INFORMATION GIVEN:
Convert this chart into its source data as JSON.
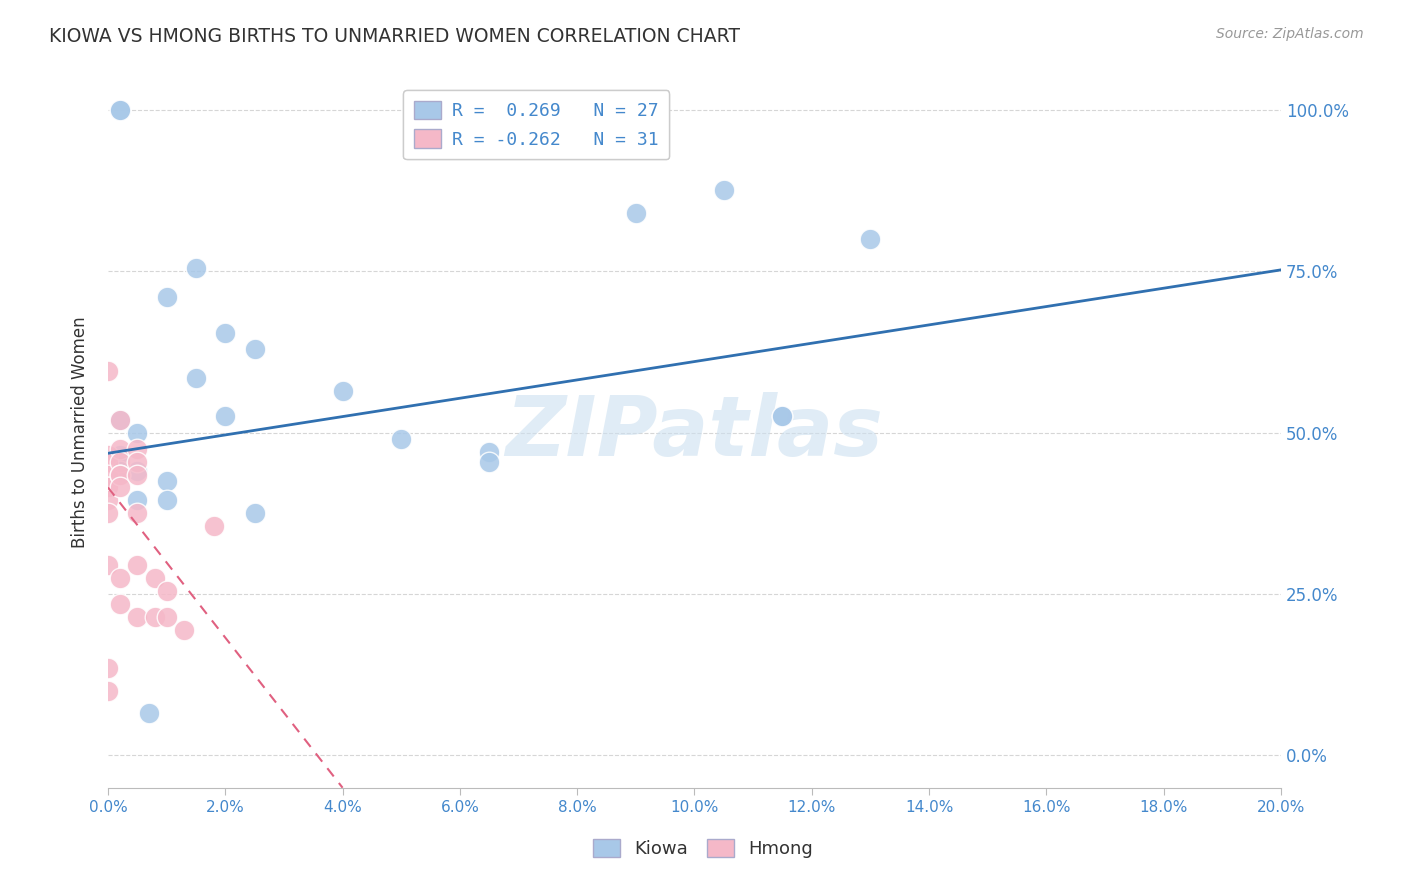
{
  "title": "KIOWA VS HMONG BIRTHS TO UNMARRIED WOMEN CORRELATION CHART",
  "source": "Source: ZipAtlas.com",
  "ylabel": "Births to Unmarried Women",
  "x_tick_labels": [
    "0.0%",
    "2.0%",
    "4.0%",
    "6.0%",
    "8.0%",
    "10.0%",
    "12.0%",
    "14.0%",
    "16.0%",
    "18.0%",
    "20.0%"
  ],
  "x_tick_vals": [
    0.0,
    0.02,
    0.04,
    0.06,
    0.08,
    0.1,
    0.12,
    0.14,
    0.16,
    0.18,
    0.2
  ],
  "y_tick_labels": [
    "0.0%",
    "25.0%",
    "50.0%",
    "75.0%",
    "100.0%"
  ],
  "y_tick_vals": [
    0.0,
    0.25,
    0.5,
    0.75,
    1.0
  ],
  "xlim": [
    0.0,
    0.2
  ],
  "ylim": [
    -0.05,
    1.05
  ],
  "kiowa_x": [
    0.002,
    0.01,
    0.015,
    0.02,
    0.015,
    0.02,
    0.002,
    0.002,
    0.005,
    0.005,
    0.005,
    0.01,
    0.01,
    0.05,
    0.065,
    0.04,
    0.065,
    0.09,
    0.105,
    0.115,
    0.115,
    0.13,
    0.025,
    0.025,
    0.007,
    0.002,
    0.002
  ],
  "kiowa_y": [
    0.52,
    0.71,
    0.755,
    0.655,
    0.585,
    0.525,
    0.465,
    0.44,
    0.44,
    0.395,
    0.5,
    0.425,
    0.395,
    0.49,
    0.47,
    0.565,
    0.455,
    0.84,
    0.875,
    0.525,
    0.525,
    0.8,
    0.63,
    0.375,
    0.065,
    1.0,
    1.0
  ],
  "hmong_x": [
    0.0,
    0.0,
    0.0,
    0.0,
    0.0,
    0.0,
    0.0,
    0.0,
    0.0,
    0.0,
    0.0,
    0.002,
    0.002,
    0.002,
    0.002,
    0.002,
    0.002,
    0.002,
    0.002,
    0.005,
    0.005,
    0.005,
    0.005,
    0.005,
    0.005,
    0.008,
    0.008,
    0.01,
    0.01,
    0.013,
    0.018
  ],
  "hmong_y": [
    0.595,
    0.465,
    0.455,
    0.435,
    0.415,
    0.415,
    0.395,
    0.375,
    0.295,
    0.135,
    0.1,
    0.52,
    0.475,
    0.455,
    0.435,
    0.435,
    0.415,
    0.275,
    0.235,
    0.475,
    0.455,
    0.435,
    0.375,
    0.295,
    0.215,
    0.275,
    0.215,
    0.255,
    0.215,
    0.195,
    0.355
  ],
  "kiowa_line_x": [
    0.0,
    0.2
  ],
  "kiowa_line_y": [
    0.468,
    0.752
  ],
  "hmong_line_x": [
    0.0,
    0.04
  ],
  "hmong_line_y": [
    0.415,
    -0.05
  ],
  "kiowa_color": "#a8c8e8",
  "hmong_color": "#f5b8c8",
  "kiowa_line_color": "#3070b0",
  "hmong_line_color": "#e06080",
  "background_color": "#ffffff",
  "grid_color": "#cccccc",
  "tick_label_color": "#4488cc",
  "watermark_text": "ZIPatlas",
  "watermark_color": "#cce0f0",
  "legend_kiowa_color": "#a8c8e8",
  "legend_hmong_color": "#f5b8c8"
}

...

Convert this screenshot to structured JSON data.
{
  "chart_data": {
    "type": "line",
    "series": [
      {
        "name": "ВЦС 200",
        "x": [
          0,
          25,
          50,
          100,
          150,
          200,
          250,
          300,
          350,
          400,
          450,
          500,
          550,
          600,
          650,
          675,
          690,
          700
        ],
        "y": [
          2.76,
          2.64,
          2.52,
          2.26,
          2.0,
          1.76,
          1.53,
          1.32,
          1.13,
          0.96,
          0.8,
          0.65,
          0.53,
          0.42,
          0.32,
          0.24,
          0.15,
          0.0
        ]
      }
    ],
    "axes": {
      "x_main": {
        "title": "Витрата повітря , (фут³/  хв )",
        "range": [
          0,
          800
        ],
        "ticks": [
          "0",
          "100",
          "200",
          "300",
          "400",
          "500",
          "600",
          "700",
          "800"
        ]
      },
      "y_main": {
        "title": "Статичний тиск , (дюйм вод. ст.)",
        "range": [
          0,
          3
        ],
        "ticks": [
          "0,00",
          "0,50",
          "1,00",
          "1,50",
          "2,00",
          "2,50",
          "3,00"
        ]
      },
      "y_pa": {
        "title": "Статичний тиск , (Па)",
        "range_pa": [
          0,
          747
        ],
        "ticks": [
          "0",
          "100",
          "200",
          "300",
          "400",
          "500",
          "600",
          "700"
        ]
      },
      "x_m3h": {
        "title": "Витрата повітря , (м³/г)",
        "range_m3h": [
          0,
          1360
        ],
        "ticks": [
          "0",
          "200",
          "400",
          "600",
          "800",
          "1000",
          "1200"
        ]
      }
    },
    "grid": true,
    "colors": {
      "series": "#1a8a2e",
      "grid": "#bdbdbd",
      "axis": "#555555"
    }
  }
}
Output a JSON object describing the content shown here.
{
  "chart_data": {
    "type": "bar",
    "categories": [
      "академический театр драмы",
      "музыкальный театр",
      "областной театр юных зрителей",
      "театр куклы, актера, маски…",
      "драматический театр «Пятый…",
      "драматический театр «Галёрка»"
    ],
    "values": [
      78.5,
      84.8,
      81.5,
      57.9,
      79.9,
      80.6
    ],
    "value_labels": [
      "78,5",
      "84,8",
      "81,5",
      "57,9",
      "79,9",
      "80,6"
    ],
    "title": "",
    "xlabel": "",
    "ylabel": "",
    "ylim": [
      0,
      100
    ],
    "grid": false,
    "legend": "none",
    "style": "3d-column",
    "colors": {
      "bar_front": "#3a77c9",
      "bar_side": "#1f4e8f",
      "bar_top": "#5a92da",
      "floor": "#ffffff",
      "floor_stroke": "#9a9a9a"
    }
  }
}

--

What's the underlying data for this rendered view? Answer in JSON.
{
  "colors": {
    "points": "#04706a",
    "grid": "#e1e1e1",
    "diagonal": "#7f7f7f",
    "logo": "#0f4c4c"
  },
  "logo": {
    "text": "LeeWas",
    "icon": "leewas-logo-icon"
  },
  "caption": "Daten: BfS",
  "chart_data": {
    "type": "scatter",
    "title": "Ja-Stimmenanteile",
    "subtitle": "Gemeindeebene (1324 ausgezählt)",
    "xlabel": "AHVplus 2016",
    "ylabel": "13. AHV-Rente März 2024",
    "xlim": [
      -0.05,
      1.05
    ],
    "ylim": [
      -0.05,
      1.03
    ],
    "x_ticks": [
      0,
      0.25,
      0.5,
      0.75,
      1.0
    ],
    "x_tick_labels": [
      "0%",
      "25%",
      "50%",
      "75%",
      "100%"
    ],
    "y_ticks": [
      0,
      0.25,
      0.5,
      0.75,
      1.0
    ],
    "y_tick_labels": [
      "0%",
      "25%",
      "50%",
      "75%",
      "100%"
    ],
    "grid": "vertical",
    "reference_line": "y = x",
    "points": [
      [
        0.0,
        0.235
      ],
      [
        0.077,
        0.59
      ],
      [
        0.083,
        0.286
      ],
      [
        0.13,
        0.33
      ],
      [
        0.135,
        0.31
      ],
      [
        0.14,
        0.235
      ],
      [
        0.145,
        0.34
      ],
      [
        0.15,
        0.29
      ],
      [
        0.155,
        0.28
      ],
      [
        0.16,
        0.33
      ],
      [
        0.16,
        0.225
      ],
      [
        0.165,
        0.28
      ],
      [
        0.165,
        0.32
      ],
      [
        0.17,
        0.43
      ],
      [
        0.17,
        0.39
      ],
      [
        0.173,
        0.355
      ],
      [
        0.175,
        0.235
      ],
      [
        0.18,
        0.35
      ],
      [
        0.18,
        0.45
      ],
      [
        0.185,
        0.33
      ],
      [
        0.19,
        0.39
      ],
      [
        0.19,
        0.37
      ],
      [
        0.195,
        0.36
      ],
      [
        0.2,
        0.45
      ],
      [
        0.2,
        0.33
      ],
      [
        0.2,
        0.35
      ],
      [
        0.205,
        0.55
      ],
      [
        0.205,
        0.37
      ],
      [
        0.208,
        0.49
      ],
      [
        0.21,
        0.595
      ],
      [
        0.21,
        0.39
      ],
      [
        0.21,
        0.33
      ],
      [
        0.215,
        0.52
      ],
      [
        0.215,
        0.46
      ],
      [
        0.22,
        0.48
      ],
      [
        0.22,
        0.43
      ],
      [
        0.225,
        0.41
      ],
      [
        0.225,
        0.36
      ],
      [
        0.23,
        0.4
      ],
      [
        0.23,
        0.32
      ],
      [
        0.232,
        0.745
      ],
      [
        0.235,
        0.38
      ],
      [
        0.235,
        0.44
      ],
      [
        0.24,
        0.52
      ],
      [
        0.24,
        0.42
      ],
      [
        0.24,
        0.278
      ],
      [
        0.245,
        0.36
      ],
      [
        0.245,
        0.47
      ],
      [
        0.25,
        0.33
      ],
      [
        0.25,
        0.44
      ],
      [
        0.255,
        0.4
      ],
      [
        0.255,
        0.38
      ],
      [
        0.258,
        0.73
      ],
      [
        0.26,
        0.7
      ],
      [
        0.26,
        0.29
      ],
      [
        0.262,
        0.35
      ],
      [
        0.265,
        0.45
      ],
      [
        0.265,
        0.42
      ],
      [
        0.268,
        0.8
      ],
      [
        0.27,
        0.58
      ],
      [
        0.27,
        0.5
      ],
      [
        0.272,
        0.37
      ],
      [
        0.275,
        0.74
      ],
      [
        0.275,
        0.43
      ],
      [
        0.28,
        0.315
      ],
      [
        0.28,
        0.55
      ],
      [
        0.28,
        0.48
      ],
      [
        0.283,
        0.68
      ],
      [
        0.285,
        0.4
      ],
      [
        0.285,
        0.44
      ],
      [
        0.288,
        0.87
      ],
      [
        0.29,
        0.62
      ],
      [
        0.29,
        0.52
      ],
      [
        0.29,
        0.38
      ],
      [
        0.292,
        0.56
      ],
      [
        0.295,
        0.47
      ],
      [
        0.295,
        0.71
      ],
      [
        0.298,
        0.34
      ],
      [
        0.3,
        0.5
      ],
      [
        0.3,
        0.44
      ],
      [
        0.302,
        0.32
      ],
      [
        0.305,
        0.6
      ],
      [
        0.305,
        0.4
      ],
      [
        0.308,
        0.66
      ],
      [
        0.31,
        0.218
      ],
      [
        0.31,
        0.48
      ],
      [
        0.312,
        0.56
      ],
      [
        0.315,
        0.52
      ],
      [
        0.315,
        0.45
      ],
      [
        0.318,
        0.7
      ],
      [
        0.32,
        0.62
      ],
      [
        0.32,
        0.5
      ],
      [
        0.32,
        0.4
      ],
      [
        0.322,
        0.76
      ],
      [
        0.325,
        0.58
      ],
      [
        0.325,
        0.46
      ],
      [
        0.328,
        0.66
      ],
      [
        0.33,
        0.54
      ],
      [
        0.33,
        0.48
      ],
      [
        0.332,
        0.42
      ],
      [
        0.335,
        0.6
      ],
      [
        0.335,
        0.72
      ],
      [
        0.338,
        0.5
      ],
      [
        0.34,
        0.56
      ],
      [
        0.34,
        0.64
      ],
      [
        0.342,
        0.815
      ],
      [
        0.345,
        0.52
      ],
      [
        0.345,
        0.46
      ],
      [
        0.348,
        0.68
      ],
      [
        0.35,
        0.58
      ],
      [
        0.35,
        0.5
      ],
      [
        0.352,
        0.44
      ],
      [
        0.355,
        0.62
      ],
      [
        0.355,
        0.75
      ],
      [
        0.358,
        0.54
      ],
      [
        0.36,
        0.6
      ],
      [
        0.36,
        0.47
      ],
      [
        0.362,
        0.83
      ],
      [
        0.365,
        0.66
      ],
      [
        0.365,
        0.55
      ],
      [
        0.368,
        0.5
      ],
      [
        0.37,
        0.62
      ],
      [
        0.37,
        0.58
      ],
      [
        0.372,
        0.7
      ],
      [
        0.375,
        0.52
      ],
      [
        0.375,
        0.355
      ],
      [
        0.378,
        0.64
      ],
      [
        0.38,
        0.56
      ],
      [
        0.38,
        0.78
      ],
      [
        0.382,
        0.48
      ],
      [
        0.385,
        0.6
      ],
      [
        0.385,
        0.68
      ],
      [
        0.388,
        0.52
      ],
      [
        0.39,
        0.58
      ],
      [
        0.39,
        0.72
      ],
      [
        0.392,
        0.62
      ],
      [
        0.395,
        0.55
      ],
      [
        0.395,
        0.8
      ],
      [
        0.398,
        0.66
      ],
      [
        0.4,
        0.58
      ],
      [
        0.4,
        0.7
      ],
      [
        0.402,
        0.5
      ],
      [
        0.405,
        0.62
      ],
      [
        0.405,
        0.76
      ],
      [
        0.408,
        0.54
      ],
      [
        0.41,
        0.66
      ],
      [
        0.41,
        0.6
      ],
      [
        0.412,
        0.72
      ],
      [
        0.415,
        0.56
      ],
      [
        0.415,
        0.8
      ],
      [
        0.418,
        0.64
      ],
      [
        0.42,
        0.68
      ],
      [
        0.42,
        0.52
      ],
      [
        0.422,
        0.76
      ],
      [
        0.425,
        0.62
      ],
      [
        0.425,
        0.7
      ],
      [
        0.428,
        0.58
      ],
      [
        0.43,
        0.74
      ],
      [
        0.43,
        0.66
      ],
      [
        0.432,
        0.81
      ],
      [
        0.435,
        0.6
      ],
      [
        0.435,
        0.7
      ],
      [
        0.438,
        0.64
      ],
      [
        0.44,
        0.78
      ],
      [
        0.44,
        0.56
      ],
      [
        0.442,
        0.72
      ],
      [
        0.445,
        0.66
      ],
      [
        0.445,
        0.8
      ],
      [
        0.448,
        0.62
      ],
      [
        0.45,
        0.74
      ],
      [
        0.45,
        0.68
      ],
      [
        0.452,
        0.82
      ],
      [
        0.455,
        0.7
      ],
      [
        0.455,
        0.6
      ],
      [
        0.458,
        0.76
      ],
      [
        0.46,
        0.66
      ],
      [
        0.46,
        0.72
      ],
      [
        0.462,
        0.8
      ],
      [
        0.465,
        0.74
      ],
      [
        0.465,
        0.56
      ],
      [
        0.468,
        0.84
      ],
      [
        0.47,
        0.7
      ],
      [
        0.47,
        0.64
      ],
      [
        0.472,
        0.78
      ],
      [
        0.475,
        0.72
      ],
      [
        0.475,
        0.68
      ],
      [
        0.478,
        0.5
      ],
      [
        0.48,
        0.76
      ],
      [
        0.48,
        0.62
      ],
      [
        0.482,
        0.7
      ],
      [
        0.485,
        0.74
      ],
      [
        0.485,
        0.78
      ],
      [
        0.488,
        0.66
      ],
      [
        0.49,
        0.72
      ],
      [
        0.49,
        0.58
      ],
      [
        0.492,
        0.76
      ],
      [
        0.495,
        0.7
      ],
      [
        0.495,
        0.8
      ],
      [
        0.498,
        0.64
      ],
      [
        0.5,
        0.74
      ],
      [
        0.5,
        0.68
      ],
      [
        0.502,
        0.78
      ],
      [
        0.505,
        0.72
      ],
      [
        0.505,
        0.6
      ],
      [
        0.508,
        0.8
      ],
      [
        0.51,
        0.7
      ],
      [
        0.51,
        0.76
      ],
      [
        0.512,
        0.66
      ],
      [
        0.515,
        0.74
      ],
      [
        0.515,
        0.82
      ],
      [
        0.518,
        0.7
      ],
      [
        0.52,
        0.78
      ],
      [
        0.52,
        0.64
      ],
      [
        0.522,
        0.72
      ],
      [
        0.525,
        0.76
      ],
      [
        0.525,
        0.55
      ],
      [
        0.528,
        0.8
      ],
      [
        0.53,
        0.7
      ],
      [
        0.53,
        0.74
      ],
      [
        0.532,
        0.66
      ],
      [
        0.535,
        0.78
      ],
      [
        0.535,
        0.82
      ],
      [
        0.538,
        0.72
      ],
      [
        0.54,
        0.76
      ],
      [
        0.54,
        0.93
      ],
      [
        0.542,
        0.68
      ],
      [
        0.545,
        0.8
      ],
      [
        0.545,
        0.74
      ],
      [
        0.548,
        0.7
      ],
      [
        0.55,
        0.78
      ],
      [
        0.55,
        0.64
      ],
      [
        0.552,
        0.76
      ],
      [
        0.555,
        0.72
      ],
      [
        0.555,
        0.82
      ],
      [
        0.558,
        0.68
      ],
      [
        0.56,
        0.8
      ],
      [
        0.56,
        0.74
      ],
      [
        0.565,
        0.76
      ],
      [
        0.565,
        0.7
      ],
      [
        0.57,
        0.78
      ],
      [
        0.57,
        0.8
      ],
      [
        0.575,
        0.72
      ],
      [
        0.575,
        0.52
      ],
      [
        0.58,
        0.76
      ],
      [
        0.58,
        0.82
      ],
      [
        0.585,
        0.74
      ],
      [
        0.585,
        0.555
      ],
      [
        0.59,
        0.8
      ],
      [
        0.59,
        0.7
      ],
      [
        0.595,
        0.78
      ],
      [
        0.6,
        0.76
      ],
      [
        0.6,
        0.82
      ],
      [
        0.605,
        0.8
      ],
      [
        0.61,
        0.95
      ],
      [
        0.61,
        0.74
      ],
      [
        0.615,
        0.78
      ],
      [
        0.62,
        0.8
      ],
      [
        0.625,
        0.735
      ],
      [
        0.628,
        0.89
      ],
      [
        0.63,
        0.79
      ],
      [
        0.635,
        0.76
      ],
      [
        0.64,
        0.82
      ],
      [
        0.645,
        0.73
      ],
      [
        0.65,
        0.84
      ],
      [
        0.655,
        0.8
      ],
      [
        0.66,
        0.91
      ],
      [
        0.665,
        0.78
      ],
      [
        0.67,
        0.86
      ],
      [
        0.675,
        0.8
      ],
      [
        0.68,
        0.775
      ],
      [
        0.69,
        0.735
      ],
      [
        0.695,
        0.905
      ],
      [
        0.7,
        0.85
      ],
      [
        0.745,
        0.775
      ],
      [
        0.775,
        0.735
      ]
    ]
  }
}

WRITTEN REQUEST: Filter for "повітря". Return all lines that hold it.

OUTPUT FOR THIS TASK:
        "title": "Витрата повітря , (фут³/  хв )",
        "title": "Витрата повітря , (м³/г)",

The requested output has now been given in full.